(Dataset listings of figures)
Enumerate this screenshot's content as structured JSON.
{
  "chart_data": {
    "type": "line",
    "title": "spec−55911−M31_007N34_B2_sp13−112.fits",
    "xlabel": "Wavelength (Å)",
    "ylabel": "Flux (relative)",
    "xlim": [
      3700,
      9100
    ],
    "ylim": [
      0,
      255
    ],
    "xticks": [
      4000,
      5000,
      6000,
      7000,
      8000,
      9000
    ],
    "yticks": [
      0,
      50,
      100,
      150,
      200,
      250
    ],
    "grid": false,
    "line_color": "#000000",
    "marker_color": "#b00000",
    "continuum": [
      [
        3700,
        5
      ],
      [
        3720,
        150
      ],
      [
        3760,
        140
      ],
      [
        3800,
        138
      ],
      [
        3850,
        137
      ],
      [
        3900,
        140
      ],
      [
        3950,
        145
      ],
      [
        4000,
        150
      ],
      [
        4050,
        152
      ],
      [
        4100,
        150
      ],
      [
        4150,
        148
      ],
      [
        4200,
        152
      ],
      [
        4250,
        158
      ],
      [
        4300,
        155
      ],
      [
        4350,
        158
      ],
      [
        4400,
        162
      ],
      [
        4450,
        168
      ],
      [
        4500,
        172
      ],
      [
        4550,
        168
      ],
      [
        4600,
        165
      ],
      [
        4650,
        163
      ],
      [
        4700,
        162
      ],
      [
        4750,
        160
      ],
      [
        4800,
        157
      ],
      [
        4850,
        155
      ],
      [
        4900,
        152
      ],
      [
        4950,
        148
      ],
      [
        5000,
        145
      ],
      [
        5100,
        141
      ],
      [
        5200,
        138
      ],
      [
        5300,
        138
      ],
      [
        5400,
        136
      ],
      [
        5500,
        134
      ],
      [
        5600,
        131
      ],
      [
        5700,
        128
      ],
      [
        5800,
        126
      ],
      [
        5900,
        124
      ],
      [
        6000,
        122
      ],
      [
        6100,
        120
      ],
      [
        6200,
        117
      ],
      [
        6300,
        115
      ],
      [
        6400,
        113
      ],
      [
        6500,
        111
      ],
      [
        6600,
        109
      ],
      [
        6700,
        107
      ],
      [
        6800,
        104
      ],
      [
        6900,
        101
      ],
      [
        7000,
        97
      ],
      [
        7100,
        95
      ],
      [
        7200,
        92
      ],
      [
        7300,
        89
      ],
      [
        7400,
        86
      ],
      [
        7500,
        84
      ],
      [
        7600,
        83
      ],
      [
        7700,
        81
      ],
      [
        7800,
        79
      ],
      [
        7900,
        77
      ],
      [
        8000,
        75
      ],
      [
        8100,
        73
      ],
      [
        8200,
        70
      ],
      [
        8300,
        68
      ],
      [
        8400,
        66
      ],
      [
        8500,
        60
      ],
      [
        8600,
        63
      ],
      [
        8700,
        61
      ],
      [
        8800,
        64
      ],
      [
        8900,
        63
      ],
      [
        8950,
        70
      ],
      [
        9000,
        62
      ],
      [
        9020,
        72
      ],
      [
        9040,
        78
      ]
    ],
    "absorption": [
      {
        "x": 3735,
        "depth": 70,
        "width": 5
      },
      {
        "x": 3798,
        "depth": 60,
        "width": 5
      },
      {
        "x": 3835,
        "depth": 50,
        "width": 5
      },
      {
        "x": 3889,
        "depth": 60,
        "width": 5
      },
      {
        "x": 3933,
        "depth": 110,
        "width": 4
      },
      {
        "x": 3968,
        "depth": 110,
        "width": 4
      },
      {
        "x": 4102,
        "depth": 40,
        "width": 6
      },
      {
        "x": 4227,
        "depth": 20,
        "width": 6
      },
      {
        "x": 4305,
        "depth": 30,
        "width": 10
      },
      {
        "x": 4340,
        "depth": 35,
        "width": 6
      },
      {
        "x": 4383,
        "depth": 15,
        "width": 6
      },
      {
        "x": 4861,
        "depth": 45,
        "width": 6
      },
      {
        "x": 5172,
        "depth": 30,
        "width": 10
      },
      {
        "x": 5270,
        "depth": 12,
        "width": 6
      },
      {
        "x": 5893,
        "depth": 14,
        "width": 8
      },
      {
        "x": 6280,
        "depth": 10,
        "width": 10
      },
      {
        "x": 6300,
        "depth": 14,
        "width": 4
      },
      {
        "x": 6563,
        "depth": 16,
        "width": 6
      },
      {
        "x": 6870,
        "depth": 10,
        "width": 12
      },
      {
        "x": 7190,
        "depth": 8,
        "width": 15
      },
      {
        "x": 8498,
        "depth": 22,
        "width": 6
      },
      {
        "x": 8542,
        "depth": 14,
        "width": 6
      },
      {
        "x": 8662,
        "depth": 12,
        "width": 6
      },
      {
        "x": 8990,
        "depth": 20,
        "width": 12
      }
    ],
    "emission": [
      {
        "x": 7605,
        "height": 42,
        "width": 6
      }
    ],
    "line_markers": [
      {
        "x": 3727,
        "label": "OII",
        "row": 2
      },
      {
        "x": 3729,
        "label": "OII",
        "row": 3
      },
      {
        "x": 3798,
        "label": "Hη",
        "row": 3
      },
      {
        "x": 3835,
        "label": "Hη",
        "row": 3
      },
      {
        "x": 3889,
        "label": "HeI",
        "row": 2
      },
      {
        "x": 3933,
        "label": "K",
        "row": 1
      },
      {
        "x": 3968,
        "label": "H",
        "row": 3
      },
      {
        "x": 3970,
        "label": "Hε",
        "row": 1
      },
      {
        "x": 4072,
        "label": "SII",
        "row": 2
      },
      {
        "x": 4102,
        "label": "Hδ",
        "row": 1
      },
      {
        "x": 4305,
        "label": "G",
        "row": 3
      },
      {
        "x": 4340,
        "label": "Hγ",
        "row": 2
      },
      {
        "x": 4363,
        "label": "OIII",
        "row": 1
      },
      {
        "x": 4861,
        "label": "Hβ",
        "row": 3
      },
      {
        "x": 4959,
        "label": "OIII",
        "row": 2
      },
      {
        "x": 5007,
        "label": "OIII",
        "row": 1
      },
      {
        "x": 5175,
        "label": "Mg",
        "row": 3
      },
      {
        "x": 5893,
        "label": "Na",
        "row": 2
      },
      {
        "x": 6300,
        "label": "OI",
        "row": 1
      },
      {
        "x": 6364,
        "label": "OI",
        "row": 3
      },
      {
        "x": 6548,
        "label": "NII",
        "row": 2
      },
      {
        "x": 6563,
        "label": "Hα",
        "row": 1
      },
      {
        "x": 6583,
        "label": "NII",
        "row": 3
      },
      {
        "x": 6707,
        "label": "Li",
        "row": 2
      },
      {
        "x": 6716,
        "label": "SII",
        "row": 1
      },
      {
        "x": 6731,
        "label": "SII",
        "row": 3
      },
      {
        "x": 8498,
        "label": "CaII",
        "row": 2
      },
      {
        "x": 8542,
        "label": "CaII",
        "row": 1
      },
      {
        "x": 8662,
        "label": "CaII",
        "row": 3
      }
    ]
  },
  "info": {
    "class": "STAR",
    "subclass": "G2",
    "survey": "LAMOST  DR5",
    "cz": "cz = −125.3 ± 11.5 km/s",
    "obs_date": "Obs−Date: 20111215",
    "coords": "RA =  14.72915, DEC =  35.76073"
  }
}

▶ _What is needed_
Reproduce the listing above verbatim, from first line to last.

▶ _Worked answer_
Enumerate this screenshot's content as structured JSON.
{
  "chart_data": {
    "type": "line",
    "title": "spec−55911−M31_007N34_B2_sp13−112.fits",
    "xlabel": "Wavelength (Å)",
    "ylabel": "Flux (relative)",
    "xlim": [
      3700,
      9100
    ],
    "ylim": [
      0,
      255
    ],
    "xticks": [
      4000,
      5000,
      6000,
      7000,
      8000,
      9000
    ],
    "yticks": [
      0,
      50,
      100,
      150,
      200,
      250
    ],
    "grid": false,
    "line_color": "#000000",
    "marker_color": "#b00000",
    "continuum": [
      [
        3700,
        5
      ],
      [
        3720,
        150
      ],
      [
        3760,
        140
      ],
      [
        3800,
        138
      ],
      [
        3850,
        137
      ],
      [
        3900,
        140
      ],
      [
        3950,
        145
      ],
      [
        4000,
        150
      ],
      [
        4050,
        152
      ],
      [
        4100,
        150
      ],
      [
        4150,
        148
      ],
      [
        4200,
        152
      ],
      [
        4250,
        158
      ],
      [
        4300,
        155
      ],
      [
        4350,
        158
      ],
      [
        4400,
        162
      ],
      [
        4450,
        168
      ],
      [
        4500,
        172
      ],
      [
        4550,
        168
      ],
      [
        4600,
        165
      ],
      [
        4650,
        163
      ],
      [
        4700,
        162
      ],
      [
        4750,
        160
      ],
      [
        4800,
        157
      ],
      [
        4850,
        155
      ],
      [
        4900,
        152
      ],
      [
        4950,
        148
      ],
      [
        5000,
        145
      ],
      [
        5100,
        141
      ],
      [
        5200,
        138
      ],
      [
        5300,
        138
      ],
      [
        5400,
        136
      ],
      [
        5500,
        134
      ],
      [
        5600,
        131
      ],
      [
        5700,
        128
      ],
      [
        5800,
        126
      ],
      [
        5900,
        124
      ],
      [
        6000,
        122
      ],
      [
        6100,
        120
      ],
      [
        6200,
        117
      ],
      [
        6300,
        115
      ],
      [
        6400,
        113
      ],
      [
        6500,
        111
      ],
      [
        6600,
        109
      ],
      [
        6700,
        107
      ],
      [
        6800,
        104
      ],
      [
        6900,
        101
      ],
      [
        7000,
        97
      ],
      [
        7100,
        95
      ],
      [
        7200,
        92
      ],
      [
        7300,
        89
      ],
      [
        7400,
        86
      ],
      [
        7500,
        84
      ],
      [
        7600,
        83
      ],
      [
        7700,
        81
      ],
      [
        7800,
        79
      ],
      [
        7900,
        77
      ],
      [
        8000,
        75
      ],
      [
        8100,
        73
      ],
      [
        8200,
        70
      ],
      [
        8300,
        68
      ],
      [
        8400,
        66
      ],
      [
        8500,
        60
      ],
      [
        8600,
        63
      ],
      [
        8700,
        61
      ],
      [
        8800,
        64
      ],
      [
        8900,
        63
      ],
      [
        8950,
        70
      ],
      [
        9000,
        62
      ],
      [
        9020,
        72
      ],
      [
        9040,
        78
      ]
    ],
    "absorption": [
      {
        "x": 3735,
        "depth": 70,
        "width": 5
      },
      {
        "x": 3798,
        "depth": 60,
        "width": 5
      },
      {
        "x": 3835,
        "depth": 50,
        "width": 5
      },
      {
        "x": 3889,
        "depth": 60,
        "width": 5
      },
      {
        "x": 3933,
        "depth": 110,
        "width": 4
      },
      {
        "x": 3968,
        "depth": 110,
        "width": 4
      },
      {
        "x": 4102,
        "depth": 40,
        "width": 6
      },
      {
        "x": 4227,
        "depth": 20,
        "width": 6
      },
      {
        "x": 4305,
        "depth": 30,
        "width": 10
      },
      {
        "x": 4340,
        "depth": 35,
        "width": 6
      },
      {
        "x": 4383,
        "depth": 15,
        "width": 6
      },
      {
        "x": 4861,
        "depth": 45,
        "width": 6
      },
      {
        "x": 5172,
        "depth": 30,
        "width": 10
      },
      {
        "x": 5270,
        "depth": 12,
        "width": 6
      },
      {
        "x": 5893,
        "depth": 14,
        "width": 8
      },
      {
        "x": 6280,
        "depth": 10,
        "width": 10
      },
      {
        "x": 6300,
        "depth": 14,
        "width": 4
      },
      {
        "x": 6563,
        "depth": 16,
        "width": 6
      },
      {
        "x": 6870,
        "depth": 10,
        "width": 12
      },
      {
        "x": 7190,
        "depth": 8,
        "width": 15
      },
      {
        "x": 8498,
        "depth": 22,
        "width": 6
      },
      {
        "x": 8542,
        "depth": 14,
        "width": 6
      },
      {
        "x": 8662,
        "depth": 12,
        "width": 6
      },
      {
        "x": 8990,
        "depth": 20,
        "width": 12
      }
    ],
    "emission": [
      {
        "x": 7605,
        "height": 42,
        "width": 6
      }
    ],
    "line_markers": [
      {
        "x": 3727,
        "label": "OII",
        "row": 2
      },
      {
        "x": 3729,
        "label": "OII",
        "row": 3
      },
      {
        "x": 3798,
        "label": "Hη",
        "row": 3
      },
      {
        "x": 3835,
        "label": "Hη",
        "row": 3
      },
      {
        "x": 3889,
        "label": "HeI",
        "row": 2
      },
      {
        "x": 3933,
        "label": "K",
        "row": 1
      },
      {
        "x": 3968,
        "label": "H",
        "row": 3
      },
      {
        "x": 3970,
        "label": "Hε",
        "row": 1
      },
      {
        "x": 4072,
        "label": "SII",
        "row": 2
      },
      {
        "x": 4102,
        "label": "Hδ",
        "row": 1
      },
      {
        "x": 4305,
        "label": "G",
        "row": 3
      },
      {
        "x": 4340,
        "label": "Hγ",
        "row": 2
      },
      {
        "x": 4363,
        "label": "OIII",
        "row": 1
      },
      {
        "x": 4861,
        "label": "Hβ",
        "row": 3
      },
      {
        "x": 4959,
        "label": "OIII",
        "row": 2
      },
      {
        "x": 5007,
        "label": "OIII",
        "row": 1
      },
      {
        "x": 5175,
        "label": "Mg",
        "row": 3
      },
      {
        "x": 5893,
        "label": "Na",
        "row": 2
      },
      {
        "x": 6300,
        "label": "OI",
        "row": 1
      },
      {
        "x": 6364,
        "label": "OI",
        "row": 3
      },
      {
        "x": 6548,
        "label": "NII",
        "row": 2
      },
      {
        "x": 6563,
        "label": "Hα",
        "row": 1
      },
      {
        "x": 6583,
        "label": "NII",
        "row": 3
      },
      {
        "x": 6707,
        "label": "Li",
        "row": 2
      },
      {
        "x": 6716,
        "label": "SII",
        "row": 1
      },
      {
        "x": 6731,
        "label": "SII",
        "row": 3
      },
      {
        "x": 8498,
        "label": "CaII",
        "row": 2
      },
      {
        "x": 8542,
        "label": "CaII",
        "row": 1
      },
      {
        "x": 8662,
        "label": "CaII",
        "row": 3
      }
    ]
  },
  "info": {
    "class": "STAR",
    "subclass": "G2",
    "survey": "LAMOST  DR5",
    "cz": "cz = −125.3 ± 11.5 km/s",
    "obs_date": "Obs−Date: 20111215",
    "coords": "RA =  14.72915, DEC =  35.76073"
  }
}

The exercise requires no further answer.